Entries from a page text collection:
◆ ◆ ◆ ◆ ◆ ◆ ◆

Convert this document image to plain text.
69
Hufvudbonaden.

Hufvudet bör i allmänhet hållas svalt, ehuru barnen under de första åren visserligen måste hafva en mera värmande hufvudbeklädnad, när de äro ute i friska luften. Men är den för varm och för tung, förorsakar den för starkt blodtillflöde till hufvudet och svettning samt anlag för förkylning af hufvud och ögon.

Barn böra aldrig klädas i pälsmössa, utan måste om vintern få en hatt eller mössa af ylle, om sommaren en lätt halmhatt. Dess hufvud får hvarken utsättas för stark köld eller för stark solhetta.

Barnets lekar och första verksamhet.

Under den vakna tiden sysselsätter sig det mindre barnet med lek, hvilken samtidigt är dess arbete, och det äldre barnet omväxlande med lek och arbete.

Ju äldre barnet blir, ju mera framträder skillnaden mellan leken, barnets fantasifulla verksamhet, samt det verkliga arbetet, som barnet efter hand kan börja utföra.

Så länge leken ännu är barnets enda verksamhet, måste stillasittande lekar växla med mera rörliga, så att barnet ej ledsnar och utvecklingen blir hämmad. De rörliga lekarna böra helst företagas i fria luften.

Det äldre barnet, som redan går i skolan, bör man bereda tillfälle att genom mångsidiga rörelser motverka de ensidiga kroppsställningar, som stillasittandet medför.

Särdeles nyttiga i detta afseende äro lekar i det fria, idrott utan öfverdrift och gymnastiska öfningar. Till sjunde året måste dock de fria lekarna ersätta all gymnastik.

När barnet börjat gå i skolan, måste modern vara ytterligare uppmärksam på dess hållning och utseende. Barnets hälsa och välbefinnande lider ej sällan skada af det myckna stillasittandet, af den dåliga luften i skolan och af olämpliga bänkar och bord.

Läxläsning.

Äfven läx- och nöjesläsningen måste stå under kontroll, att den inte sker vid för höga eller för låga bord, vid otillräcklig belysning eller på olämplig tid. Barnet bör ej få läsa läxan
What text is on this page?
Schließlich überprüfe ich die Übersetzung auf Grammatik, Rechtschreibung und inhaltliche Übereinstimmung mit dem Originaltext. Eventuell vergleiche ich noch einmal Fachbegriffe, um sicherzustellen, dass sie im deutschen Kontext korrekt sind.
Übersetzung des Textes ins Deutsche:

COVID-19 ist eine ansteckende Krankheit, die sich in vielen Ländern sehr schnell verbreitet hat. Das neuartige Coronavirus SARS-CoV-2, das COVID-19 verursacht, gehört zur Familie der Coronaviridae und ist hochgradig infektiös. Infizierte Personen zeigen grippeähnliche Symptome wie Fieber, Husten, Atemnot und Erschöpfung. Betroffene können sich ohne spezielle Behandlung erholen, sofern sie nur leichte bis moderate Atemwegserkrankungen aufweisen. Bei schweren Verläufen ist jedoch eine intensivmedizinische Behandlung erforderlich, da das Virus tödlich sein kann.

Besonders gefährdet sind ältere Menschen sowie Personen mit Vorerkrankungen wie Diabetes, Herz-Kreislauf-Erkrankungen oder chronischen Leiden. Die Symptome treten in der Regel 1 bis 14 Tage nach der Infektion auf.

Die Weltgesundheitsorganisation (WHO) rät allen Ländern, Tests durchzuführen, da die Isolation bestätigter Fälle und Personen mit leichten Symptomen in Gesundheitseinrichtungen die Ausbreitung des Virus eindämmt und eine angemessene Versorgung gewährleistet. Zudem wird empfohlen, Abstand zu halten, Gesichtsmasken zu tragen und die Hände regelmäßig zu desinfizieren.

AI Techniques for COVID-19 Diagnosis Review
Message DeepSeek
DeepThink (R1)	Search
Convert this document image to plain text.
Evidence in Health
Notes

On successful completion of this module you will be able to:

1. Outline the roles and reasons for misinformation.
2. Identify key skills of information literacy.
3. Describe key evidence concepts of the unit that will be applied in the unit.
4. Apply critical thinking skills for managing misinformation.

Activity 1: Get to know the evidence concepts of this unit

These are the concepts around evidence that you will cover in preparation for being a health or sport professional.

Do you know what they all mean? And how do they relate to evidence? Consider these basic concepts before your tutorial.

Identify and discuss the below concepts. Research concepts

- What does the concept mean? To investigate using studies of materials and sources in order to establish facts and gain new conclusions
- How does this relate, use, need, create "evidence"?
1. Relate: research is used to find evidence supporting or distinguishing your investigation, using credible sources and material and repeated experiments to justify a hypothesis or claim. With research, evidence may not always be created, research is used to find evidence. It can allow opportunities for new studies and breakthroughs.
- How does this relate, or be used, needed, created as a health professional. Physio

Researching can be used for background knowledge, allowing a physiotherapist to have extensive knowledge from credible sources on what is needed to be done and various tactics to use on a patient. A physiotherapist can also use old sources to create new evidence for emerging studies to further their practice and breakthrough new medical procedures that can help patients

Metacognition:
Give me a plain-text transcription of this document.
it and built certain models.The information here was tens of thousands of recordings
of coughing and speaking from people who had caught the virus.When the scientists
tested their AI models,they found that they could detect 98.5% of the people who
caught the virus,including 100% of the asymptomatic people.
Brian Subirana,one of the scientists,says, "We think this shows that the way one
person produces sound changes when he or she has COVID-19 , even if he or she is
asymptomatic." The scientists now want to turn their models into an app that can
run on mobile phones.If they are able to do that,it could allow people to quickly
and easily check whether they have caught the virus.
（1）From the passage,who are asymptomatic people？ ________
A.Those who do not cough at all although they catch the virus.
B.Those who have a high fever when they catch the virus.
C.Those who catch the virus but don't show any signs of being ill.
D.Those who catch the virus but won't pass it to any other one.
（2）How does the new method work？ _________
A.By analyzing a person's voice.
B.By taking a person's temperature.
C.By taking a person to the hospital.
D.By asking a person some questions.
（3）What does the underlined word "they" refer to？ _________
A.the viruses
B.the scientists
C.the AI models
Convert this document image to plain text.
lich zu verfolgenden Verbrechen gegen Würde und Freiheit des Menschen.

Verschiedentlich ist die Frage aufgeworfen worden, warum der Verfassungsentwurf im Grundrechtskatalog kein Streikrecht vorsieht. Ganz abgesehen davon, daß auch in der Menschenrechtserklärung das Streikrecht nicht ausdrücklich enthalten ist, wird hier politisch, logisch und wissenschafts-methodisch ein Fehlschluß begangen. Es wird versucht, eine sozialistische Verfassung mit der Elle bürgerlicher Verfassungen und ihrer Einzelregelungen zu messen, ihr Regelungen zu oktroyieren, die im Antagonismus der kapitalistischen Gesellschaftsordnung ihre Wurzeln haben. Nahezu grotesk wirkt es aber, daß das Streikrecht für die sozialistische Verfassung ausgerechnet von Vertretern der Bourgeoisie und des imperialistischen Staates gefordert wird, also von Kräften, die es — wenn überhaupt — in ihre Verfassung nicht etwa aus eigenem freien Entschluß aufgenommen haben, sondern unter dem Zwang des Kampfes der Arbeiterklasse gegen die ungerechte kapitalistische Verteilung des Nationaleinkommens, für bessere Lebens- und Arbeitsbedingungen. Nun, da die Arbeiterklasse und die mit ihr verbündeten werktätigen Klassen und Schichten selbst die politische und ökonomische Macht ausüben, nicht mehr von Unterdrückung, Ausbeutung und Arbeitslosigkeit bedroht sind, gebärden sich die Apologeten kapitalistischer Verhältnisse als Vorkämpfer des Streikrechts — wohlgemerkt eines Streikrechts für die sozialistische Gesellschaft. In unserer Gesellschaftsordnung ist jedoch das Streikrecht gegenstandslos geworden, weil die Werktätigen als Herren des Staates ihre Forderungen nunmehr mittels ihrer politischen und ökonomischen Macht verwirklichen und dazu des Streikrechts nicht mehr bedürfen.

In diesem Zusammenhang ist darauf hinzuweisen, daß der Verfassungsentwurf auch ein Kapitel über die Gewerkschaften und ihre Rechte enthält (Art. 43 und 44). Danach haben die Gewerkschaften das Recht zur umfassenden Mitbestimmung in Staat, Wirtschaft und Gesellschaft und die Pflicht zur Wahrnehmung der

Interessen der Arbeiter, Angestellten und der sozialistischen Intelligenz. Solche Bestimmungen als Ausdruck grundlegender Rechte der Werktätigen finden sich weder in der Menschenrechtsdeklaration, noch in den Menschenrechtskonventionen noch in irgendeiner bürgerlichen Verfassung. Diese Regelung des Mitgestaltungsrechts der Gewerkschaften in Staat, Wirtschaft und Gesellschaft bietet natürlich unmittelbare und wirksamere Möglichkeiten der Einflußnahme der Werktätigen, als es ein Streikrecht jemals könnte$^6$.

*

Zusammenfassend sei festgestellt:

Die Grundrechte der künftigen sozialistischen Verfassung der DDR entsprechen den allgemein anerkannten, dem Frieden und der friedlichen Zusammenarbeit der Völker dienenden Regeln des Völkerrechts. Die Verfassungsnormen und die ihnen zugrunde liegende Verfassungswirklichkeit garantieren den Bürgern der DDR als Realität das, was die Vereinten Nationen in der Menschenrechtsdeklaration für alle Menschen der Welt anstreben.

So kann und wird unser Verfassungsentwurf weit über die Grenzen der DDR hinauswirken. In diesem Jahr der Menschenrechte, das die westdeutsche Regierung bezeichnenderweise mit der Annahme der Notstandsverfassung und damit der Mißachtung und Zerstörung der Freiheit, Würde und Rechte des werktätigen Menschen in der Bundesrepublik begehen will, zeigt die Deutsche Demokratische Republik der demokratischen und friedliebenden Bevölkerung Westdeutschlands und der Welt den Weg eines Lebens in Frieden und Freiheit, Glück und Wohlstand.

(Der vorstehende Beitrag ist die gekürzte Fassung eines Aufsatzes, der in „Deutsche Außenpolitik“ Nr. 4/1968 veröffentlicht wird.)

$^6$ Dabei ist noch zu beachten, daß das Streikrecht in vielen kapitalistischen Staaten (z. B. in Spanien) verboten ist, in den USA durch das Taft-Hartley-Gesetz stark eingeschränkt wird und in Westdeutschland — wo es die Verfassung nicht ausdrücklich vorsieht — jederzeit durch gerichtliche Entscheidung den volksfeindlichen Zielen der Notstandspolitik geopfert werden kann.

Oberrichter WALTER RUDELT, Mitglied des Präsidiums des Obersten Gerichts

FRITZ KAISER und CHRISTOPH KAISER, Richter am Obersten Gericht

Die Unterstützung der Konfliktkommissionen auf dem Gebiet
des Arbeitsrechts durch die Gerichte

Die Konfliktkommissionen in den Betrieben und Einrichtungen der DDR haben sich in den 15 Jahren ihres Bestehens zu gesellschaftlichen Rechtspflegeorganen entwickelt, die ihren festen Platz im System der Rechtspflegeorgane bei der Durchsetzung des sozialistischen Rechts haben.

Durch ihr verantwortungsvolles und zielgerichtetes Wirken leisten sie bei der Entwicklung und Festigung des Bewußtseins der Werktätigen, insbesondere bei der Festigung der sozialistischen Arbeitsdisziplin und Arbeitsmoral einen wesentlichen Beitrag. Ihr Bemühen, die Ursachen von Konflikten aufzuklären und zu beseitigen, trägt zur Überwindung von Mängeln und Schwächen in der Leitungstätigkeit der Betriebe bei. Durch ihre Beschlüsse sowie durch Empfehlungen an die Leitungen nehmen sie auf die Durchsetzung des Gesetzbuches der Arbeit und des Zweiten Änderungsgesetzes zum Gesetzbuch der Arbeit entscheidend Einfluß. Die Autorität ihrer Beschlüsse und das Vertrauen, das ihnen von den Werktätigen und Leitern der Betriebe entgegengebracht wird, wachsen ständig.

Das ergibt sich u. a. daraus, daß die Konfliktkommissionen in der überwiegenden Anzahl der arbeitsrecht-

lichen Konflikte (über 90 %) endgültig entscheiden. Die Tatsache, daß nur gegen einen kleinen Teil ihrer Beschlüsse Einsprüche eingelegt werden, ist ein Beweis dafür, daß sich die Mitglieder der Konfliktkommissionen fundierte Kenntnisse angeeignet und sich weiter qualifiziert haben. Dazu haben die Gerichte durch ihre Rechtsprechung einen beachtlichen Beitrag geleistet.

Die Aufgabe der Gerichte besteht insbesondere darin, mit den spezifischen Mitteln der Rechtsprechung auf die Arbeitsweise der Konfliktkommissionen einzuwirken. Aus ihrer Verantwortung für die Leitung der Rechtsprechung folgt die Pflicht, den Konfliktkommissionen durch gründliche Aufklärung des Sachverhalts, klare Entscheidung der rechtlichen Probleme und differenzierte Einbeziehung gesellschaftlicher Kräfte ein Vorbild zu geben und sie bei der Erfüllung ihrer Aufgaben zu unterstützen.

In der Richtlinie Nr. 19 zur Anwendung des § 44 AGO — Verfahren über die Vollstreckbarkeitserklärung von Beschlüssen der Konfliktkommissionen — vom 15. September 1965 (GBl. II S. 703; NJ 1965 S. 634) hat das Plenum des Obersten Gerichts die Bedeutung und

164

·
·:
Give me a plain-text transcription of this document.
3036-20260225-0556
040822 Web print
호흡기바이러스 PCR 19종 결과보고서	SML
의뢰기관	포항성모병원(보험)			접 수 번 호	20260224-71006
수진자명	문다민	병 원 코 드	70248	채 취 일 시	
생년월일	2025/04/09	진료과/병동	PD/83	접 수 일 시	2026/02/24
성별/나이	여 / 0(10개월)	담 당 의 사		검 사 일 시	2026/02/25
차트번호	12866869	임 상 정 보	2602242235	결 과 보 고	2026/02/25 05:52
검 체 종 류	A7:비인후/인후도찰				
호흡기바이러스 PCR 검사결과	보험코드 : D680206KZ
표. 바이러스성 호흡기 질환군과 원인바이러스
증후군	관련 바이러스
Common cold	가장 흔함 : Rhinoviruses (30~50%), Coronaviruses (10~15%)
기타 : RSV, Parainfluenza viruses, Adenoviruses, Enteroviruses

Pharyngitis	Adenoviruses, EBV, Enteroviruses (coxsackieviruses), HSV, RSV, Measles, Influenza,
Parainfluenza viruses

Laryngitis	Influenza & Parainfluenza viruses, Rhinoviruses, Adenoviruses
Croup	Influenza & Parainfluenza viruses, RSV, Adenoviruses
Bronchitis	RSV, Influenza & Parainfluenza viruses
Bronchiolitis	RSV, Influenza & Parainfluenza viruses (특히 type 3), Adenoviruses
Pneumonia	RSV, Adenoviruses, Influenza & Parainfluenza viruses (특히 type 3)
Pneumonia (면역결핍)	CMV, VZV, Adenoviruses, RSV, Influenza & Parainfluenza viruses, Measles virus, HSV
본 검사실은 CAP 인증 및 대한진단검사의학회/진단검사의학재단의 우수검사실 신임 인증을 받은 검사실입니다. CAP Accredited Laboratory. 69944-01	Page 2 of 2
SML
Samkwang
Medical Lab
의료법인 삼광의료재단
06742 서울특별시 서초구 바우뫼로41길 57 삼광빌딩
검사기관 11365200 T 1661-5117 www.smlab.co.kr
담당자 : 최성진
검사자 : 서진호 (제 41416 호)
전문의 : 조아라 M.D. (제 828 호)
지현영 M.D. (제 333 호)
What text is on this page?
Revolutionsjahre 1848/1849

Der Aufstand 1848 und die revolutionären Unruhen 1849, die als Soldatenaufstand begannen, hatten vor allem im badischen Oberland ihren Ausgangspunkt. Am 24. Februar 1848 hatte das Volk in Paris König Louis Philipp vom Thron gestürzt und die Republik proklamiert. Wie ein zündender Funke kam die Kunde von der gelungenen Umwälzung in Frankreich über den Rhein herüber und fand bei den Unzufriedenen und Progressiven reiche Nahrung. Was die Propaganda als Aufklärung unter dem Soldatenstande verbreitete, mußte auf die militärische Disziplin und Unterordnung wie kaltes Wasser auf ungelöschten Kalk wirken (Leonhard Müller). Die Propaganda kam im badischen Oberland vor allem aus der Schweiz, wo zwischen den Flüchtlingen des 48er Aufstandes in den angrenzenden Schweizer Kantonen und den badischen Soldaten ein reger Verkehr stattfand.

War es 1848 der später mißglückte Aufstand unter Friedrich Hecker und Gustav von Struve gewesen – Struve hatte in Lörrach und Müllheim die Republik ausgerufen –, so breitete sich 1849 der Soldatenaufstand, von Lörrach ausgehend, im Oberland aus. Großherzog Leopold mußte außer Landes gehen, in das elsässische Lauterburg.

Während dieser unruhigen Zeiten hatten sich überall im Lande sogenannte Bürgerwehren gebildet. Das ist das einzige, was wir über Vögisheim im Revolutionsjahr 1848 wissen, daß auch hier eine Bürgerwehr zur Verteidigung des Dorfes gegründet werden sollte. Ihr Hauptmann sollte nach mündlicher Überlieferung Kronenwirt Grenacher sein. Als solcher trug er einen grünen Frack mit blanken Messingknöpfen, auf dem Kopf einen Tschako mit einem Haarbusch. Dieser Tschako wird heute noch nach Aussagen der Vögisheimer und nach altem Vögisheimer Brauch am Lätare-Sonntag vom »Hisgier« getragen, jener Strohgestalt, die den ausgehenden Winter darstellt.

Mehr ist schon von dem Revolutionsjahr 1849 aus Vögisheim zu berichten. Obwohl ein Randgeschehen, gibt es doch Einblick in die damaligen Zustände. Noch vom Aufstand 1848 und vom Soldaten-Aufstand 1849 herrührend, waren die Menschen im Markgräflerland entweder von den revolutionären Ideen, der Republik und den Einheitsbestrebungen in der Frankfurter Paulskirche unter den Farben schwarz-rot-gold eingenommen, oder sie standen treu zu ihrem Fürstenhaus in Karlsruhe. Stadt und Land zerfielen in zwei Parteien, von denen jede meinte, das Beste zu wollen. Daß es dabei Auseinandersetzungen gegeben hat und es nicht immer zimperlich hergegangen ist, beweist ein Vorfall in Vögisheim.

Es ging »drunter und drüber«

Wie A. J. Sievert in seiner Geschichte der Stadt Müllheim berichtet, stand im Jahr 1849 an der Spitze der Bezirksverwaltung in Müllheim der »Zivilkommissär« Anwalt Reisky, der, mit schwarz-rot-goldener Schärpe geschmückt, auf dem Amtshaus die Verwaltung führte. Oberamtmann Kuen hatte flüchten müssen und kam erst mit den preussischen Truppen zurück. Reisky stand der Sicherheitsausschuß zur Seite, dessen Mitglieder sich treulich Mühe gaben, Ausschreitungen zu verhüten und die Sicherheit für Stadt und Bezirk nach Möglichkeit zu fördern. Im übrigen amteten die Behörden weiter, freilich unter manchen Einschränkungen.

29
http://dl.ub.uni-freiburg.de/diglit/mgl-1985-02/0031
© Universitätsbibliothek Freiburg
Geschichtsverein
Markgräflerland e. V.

◆ ◆ ◆ ◆ ◆ ◆ ◆

● **Work to be completed**
Where a line of the records has the string "lekarna", copy that line.

● **Problem solution**
Så länge leken ännu är barnets enda verksamhet, måste stillasittande lekar växla med mera rörliga, så att barnet ej ledsnar och utvecklingen blir hämmad. De rörliga lekarna böra helst företagas i fria luften.
Särdeles nyttiga i detta afseende äro lekar i det fria, idrott utan öfverdrift och gymnastiska öfningar. Till sjunde året måste dock de fria lekarna ersätta all gymnastik.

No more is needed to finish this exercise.